Your objective:
Continue the forum thread on repairing a cracked guitar neck, starting right after its final post.

** Start of Supplied text **

It's an easy fix that you could do yourself if you are at all handy with tools. A small (THATS SMALL!!) amount of pressure to open the crack a bit, some CA glue, and a C clamp are pretty much all you need. I would make a caul for the back out of Quikwood hardening putty, so that the clamp wouldn't slip off. Otherwise, pad the back to protect it, and so that the clamp won't slip off the round shape. Put some wax paper between the neck and the putty as it hardens, if you use it to make a caul. If the crack could be opened enough, use gap filling CA, if not, use thin. Glue and putty available from Lee Valley. A little touch with some white lacquer if you wanted to. 

Just make sure you dry test everything first 

You could also run hot hide glue in there. Lee Valley sell syringes for this purpose.


----------



## 18Rocks (Jan 3, 2014)

blam said:


> yikes, thats more than a finish crack.
> 
> as for the stand, no, a stand will not cause that. more than likely seen an impact.


Didn't think so either... 
I think I know what it's from now, although I didn't think that impact would have done that. I accidentally smacked it on my desk in my "guitar room". It hit hard but I didn't think it was "THAT" hard.




NGroeneveld said:


> It's an easy fix that you could do yourself if you are at all handy with tools. A small (THATS SMALL!!) amount of pressure to open the crack a bit, some CA glue, and a C clamp are pretty much all you need. I would make a caul for the back out of Quikwood hardening putty, so that the clamp wouldn't slip off. Otherwise, pad the back to protect it, and so that the clamp won't slip off the round shape. Put some wax paper between the neck and the putty as it hardens, if you use it to make a caul. If the crack could be opened enough, use gap filling CA, if not, use thin. Glue and putty available from Lee Valley. A little touch with some white lacquer if you wanted to.
> 
> Just make sure you dry test everything first
> 
> You could also run hot hide glue in there. Lee Valley sell syringes for this purpose.


When you say easy, how easy do you mean? I good with tools, plumber/gasfitter by trade, but I've never done something like that before. Could you recommend a good example like a video or something in that nature. I'd feel more comfortable seeing it done first.

** End of Supplied text **
** Start of Provided material **

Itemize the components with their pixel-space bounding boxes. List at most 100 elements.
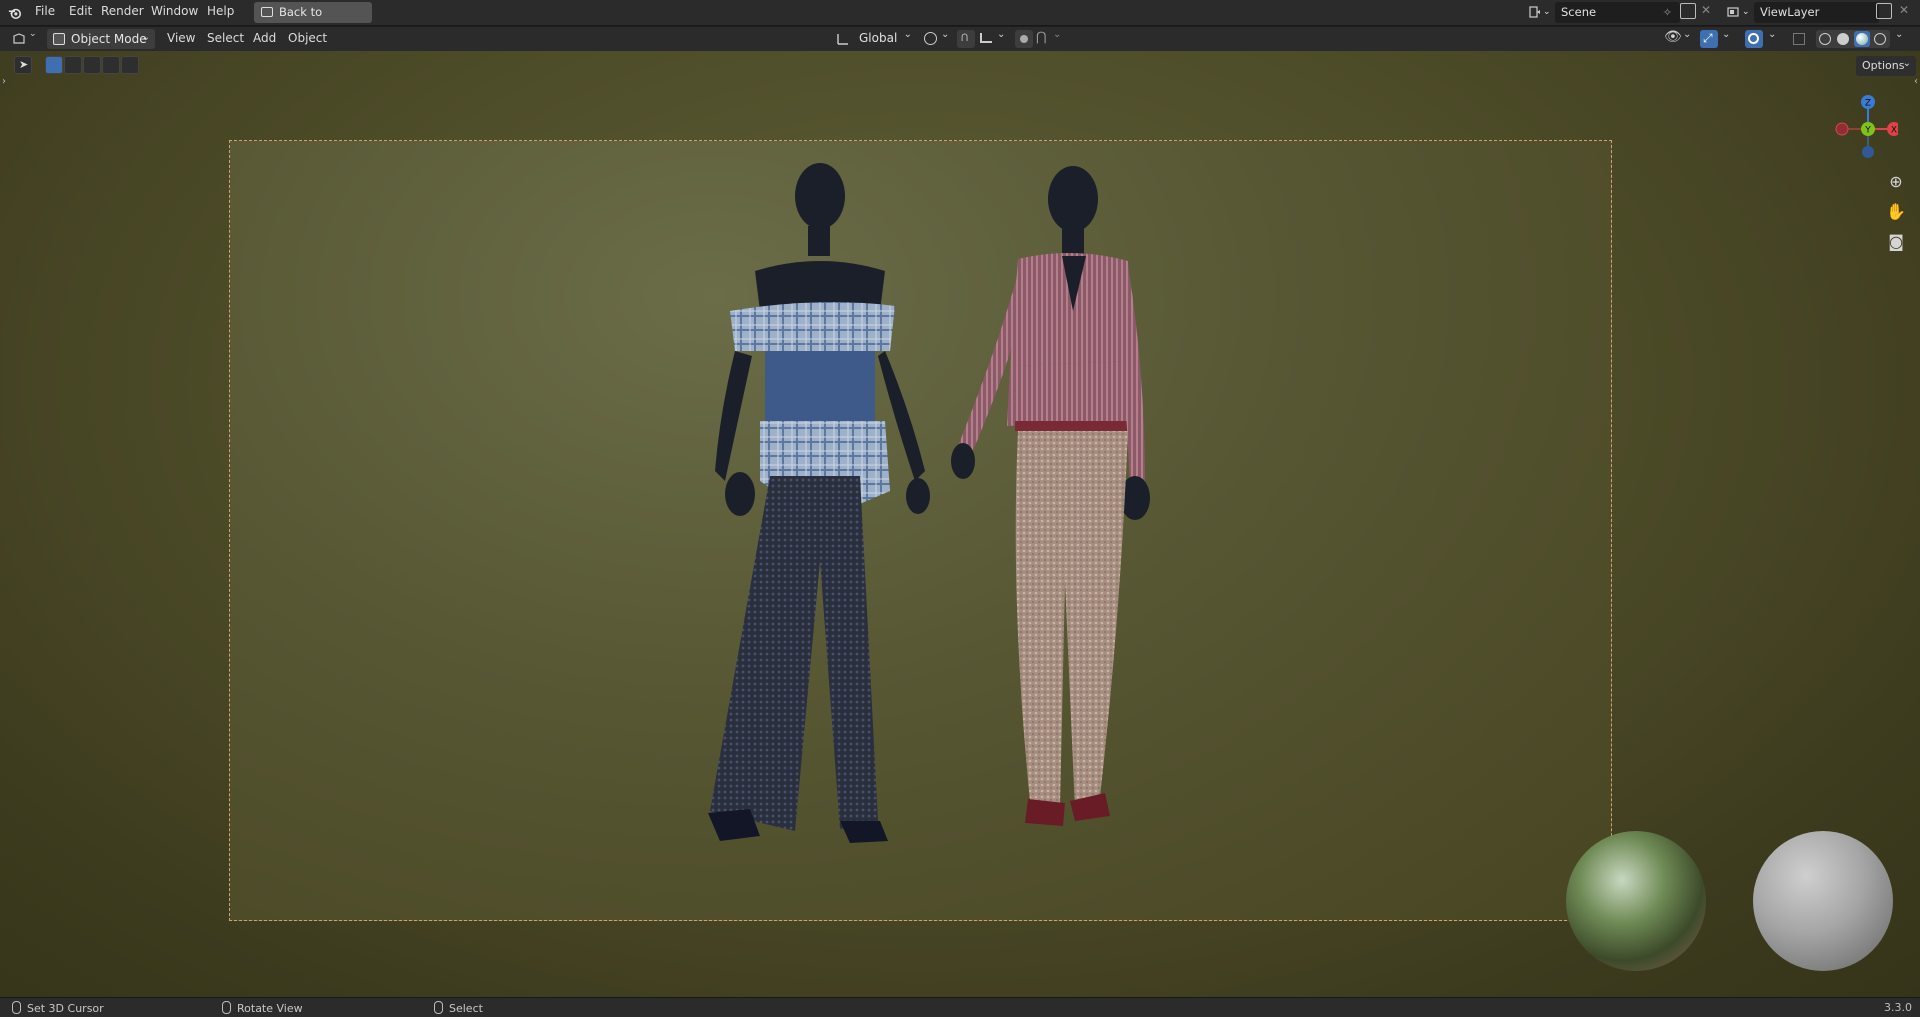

** End of Provided material **

Reply to the exercise:
----------



## ThatGingerMojo (Jul 30, 2014)

Had my Les Paul fall out of its stand straight onto the floor, strings down. The whiplash factor snapped the headstock almost clean off. I took all the tension out of the strings and took it to Cosmo's here in the GTA. The tech there fixed it to near perfection. There are hardly zero signs that it was ever cracked, and the head stock is stronger now than ever. As was said earlier, a competent tech can do miracles. Take it to a trusted music store. Pay a little now, or a lot later.


----------



## NGroeneveld (Jan 23, 2011)

18Rocks said:


> Didn't think so either...
> I think I know what it's from now, although I didn't think that impact would have done that. I accidentally smacked it on my desk in my "guitar room". It hit hard but I didn't think it was "THAT" hard.
> When you say easy, how easy do you mean? I good with tools, plumber/gasfitter by trade, but I've never done something like that before. Could you recommend a good example like a video or something in that nature. I'd feel more comfortable seeing it done first.


Because of the way the grain runs in these necks, it doesn't take much to crack them.

How easy is it to fix? Basically, if you can get glue in there and put a clamp on it, it will be fixed. Thats all any luthier is going to do. Just like running hot solder into a pipe joint. You may still see a crack in the finish, but you can touch that up with a rattle can or just leave it. On a scale of one 1 to 10 in neck fractures, this is like a 1 or 2. 

Take off the strings and nut and have a look at it. Then if you want, secure the guitar vertically and see how much of a gap there is. Moving on,dry fit your clamp SO THAT IT DOESN'T SLIP!!!. Once you do a couple of dry runs, I think you'll find the confidence to put some glue in there and go for it. If you can run glue in there, and get a clamp on it, you can fix it.

Heres a video of the exact same guitar as yours, same crack only much worse. 

https://www.youtube.com/watch?v=_uIXYEyqfN8

That crack in yours is very small, thats why I'm saying use CA glue,, but I would use gap filling CA if I could open it up a enough to get it in there. There are loads of videos though - just search broken Les Paul neck.

Good luck


----------



## 18Rocks (Jan 3, 2014)

NGroeneveld said:


> Because of the way the grain runs in these necks, it doesn't take much to crack them.
> 
> How easy is it to fix? Basically, if you can get glue in there and put a clamp on it, it will be fixed. Thats all any luthier is going to do. Just like running hot solder into a pipe joint. You may still see a crack in the finish, but you can touch that up with a rattle can or just leave it. On a scale of one 1 to 10 in neck fractures, this is like a 1 or 2.
> 
> ...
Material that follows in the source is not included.